BEGIN

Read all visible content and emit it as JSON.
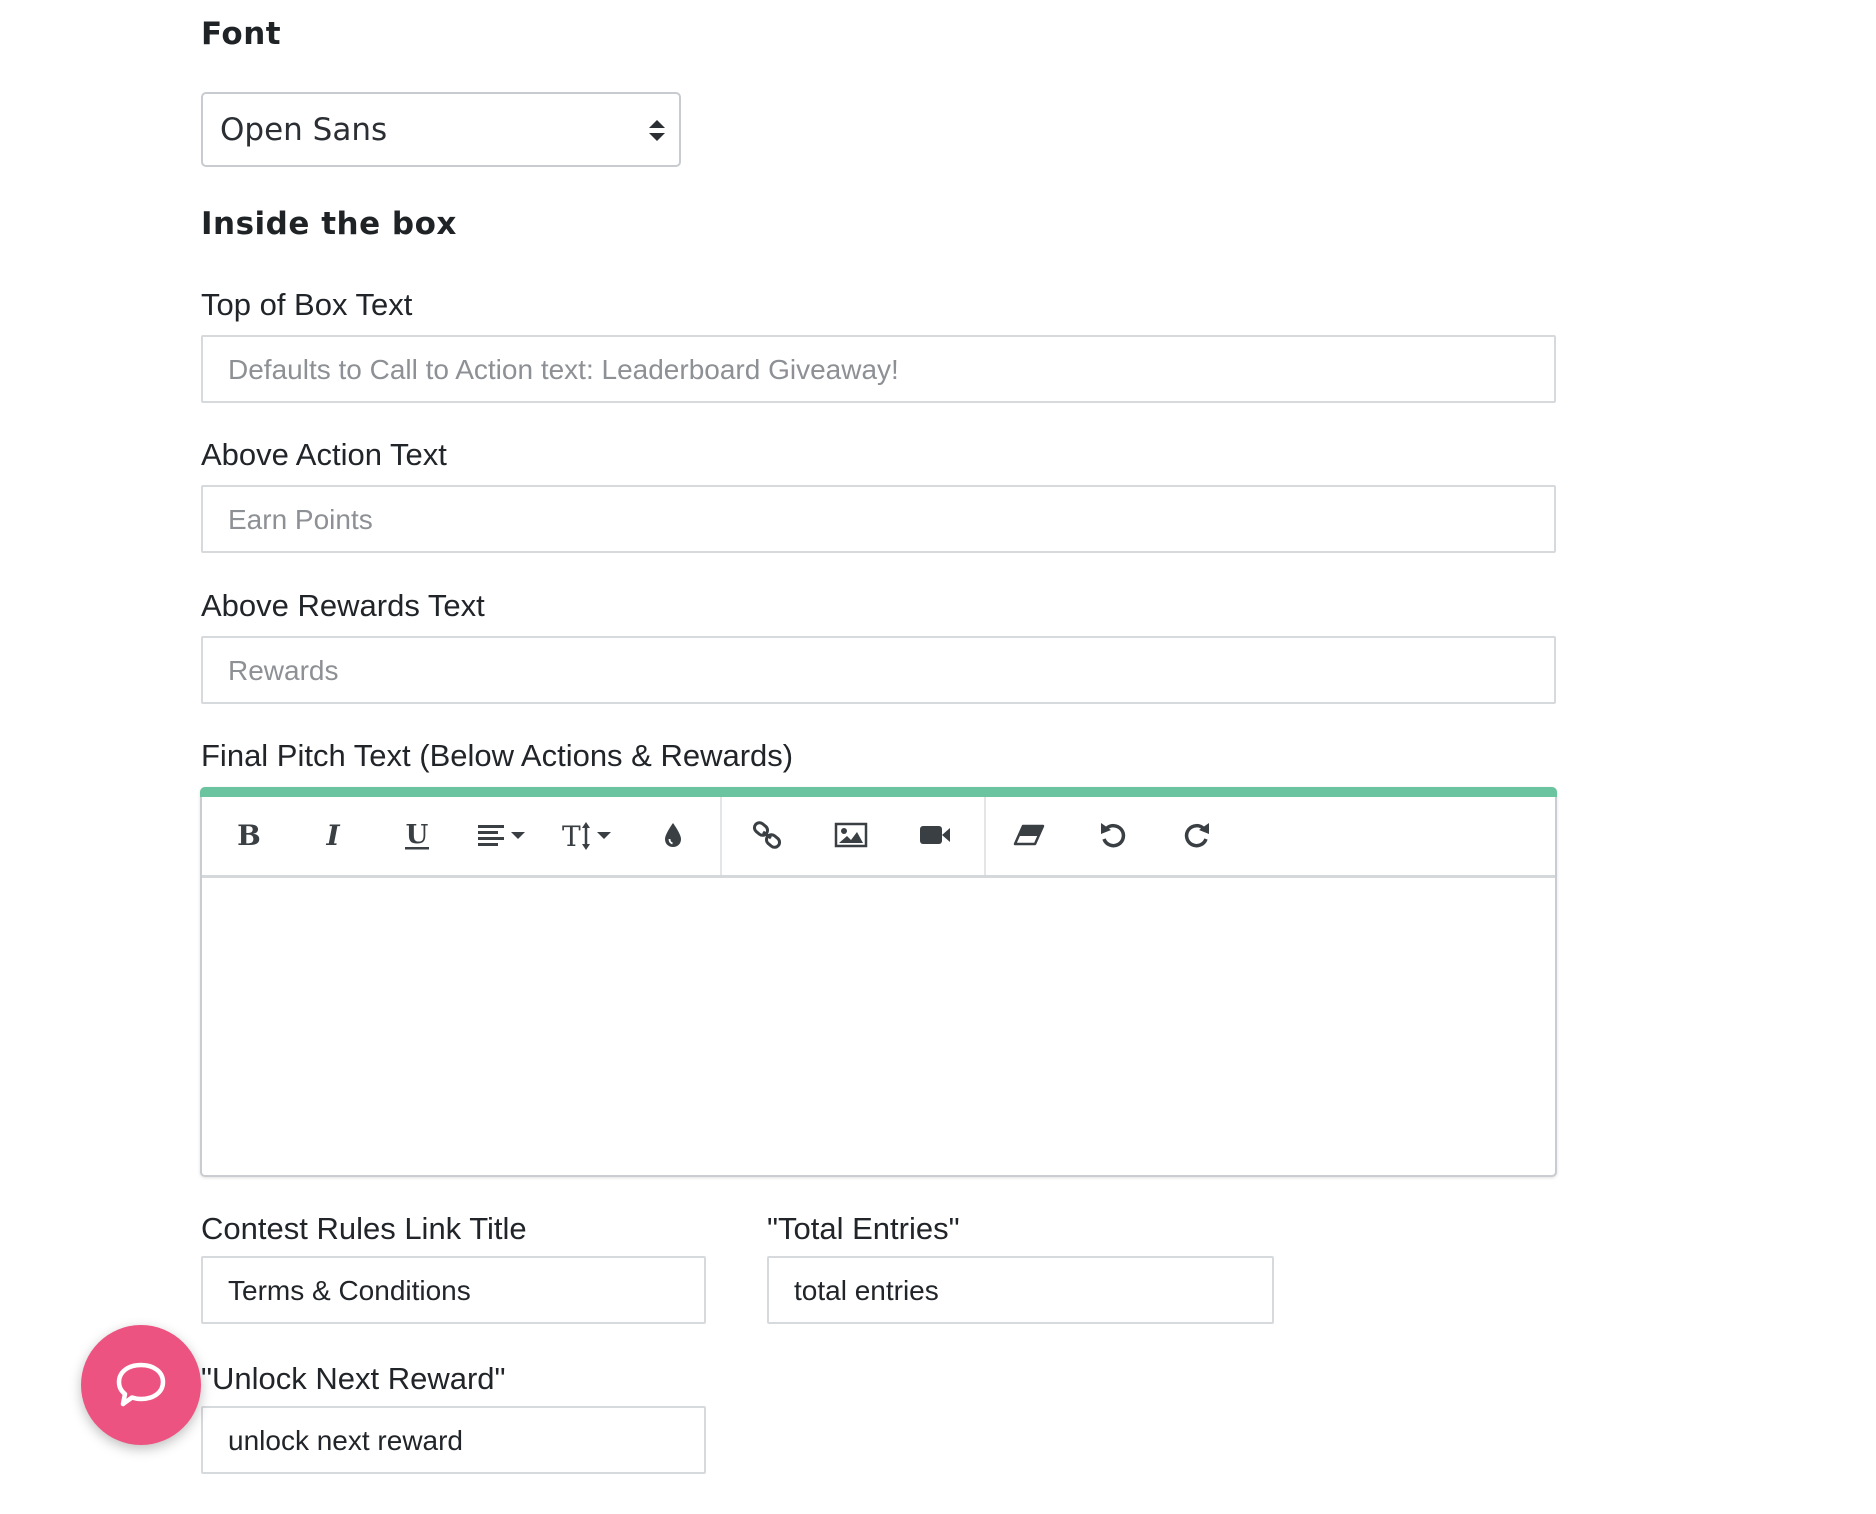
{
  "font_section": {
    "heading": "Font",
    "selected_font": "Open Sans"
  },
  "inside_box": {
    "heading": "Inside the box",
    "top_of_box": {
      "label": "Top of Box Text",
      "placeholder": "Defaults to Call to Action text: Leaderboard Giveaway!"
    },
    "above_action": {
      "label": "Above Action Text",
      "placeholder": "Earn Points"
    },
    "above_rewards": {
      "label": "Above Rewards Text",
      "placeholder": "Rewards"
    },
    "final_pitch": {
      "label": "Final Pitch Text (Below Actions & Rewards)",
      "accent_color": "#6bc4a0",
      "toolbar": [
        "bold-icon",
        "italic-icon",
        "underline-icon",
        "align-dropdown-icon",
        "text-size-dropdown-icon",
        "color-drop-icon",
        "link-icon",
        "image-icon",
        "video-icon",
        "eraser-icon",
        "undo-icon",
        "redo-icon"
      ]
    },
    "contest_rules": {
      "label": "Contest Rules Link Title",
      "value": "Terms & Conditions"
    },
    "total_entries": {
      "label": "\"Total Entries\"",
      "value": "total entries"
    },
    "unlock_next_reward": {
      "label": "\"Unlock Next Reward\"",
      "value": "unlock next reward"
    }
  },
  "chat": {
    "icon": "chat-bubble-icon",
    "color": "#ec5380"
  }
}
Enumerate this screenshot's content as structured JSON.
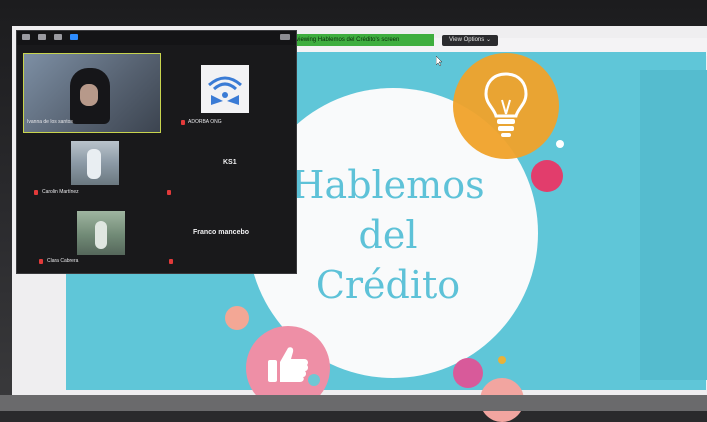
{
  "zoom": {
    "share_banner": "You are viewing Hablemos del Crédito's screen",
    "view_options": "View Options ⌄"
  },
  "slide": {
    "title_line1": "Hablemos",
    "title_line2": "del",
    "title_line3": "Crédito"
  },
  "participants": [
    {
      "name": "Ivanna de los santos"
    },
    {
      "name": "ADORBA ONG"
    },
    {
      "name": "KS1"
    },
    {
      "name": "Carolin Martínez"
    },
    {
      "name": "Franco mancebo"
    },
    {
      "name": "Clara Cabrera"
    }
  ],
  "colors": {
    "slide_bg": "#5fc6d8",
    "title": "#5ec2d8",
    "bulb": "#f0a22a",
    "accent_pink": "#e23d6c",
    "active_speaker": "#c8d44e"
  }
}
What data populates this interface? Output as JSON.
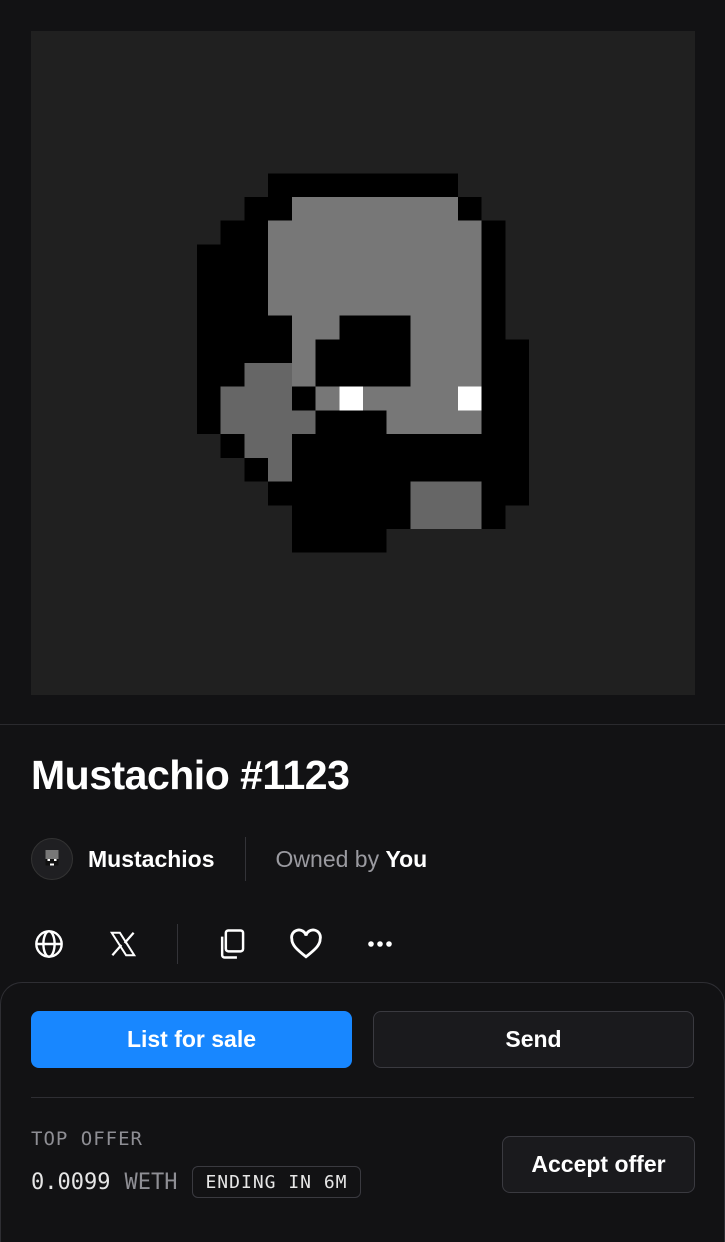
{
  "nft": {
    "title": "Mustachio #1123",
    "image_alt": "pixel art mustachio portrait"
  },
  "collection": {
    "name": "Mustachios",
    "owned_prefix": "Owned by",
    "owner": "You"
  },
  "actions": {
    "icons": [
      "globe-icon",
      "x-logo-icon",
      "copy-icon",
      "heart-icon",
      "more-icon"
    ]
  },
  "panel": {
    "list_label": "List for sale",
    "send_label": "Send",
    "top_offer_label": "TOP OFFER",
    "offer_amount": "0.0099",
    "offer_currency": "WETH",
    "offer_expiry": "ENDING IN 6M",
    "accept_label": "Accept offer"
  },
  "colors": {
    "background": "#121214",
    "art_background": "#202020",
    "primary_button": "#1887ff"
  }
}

END

[WORK REQUIRED]
Reproduce the listing word for word and omit its pictures.

[REPLY]
Read all visible content and emit it as JSON.
{
  "font_section": {
    "heading": "Font",
    "selected_font": "Open Sans"
  },
  "inside_box": {
    "heading": "Inside the box",
    "top_of_box": {
      "label": "Top of Box Text",
      "placeholder": "Defaults to Call to Action text: Leaderboard Giveaway!"
    },
    "above_action": {
      "label": "Above Action Text",
      "placeholder": "Earn Points"
    },
    "above_rewards": {
      "label": "Above Rewards Text",
      "placeholder": "Rewards"
    },
    "final_pitch": {
      "label": "Final Pitch Text (Below Actions & Rewards)",
      "accent_color": "#6bc4a0",
      "toolbar": [
        "bold-icon",
        "italic-icon",
        "underline-icon",
        "align-dropdown-icon",
        "text-size-dropdown-icon",
        "color-drop-icon",
        "link-icon",
        "image-icon",
        "video-icon",
        "eraser-icon",
        "undo-icon",
        "redo-icon"
      ]
    },
    "contest_rules": {
      "label": "Contest Rules Link Title",
      "value": "Terms & Conditions"
    },
    "total_entries": {
      "label": "\"Total Entries\"",
      "value": "total entries"
    },
    "unlock_next_reward": {
      "label": "\"Unlock Next Reward\"",
      "value": "unlock next reward"
    }
  },
  "chat": {
    "icon": "chat-bubble-icon",
    "color": "#ec5380"
  }
}
Enumerate this screenshot's content as structured JSON.
{
  "zoom": {
    "share_banner": "You are viewing Hablemos del Crédito's screen",
    "view_options": "View Options ⌄"
  },
  "slide": {
    "title_line1": "Hablemos",
    "title_line2": "del",
    "title_line3": "Crédito"
  },
  "participants": [
    {
      "name": "Ivanna de los santos"
    },
    {
      "name": "ADORBA ONG"
    },
    {
      "name": "KS1"
    },
    {
      "name": "Carolin Martínez"
    },
    {
      "name": "Franco mancebo"
    },
    {
      "name": "Clara Cabrera"
    }
  ],
  "colors": {
    "slide_bg": "#5fc6d8",
    "title": "#5ec2d8",
    "bulb": "#f0a22a",
    "accent_pink": "#e23d6c",
    "active_speaker": "#c8d44e"
  }
}
What data populates this interface? Output as JSON.
{
  "nft": {
    "title": "Mustachio #1123",
    "image_alt": "pixel art mustachio portrait"
  },
  "collection": {
    "name": "Mustachios",
    "owned_prefix": "Owned by",
    "owner": "You"
  },
  "actions": {
    "icons": [
      "globe-icon",
      "x-logo-icon",
      "copy-icon",
      "heart-icon",
      "more-icon"
    ]
  },
  "panel": {
    "list_label": "List for sale",
    "send_label": "Send",
    "top_offer_label": "TOP OFFER",
    "offer_amount": "0.0099",
    "offer_currency": "WETH",
    "offer_expiry": "ENDING IN 6M",
    "accept_label": "Accept offer"
  },
  "colors": {
    "background": "#121214",
    "art_background": "#202020",
    "primary_button": "#1887ff"
  }
}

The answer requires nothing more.